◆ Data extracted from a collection
■ ■ ■ ■ ■ ■ ■

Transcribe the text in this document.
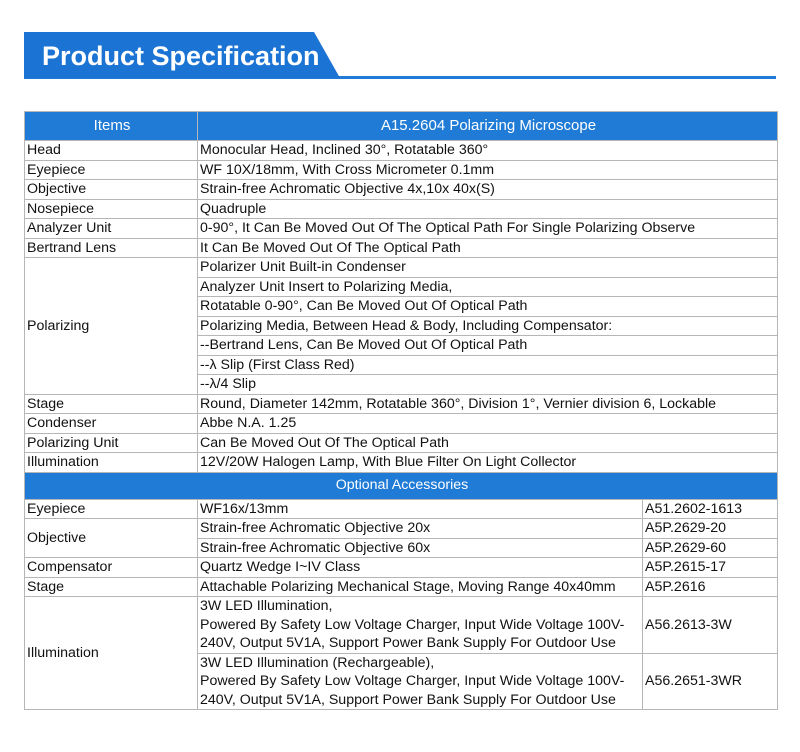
Product Specification
Items	A15.2604 Polarizing Microscope	
Head	Monocular Head, Inclined 30°, Rotatable 360°	
Eyepiece	WF 10X/18mm, With Cross Micrometer 0.1mm	
Objective	Strain-free Achromatic Objective 4x,10x 40x(S)	
Nosepiece	Quadruple	
Analyzer Unit	0-90°, It Can Be Moved Out Of The Optical Path For Single Polarizing Observe	
Bertrand Lens	It Can Be Moved Out Of The Optical Path	
Polarizing	Polarizer Unit Built-in Condenser	
	Analyzer Unit Insert to Polarizing Media,	
	Rotatable 0-90°, Can Be Moved Out Of Optical Path	
	Polarizing Media, Between Head & Body, Including Compensator:	
	--Bertrand Lens, Can Be Moved Out Of Optical Path	
	--λ Slip (First Class Red)	
	--λ/4 Slip	
Stage	Round, Diameter 142mm, Rotatable 360°, Division 1°, Vernier division 6, Lockable	
Condenser	Abbe N.A. 1.25	
Polarizing Unit	Can Be Moved Out Of The Optical Path	
Illumination	12V/20W Halogen Lamp, With Blue Filter On Light Collector	
Optional Accessories		
Eyepiece	WF16x/13mm	A51.2602-1613
Objective	Strain-free Achromatic Objective 20x	A5P.2629-20
	Strain-free Achromatic Objective 60x	A5P.2629-60
Compensator	Quartz Wedge I~IV Class	A5P.2615-17
Stage	Attachable Polarizing Mechanical Stage, Moving Range 40x40mm	A5P.2616
Illumination	3W LED Illumination,
Powered By Safety Low Voltage Charger, Input Wide Voltage 100V-240V, Output 5V1A, Support Power Bank Supply For Outdoor Use	A56.2613-3W
	3W LED Illumination (Rechargeable),
Powered By Safety Low Voltage Charger, Input Wide Voltage 100V-240V, Output 5V1A, Support Power Bank Supply For Outdoor Use	A56.2651-3WR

■ ■ ■ ■ ■ ■ ■

◆ TASK BRIEF
Return each line among the entries that holds the word "Condenser".

◆ RESULT
Polarizing	Polarizer Unit Built-in Condenser	
Condenser	Abbe N.A. 1.25	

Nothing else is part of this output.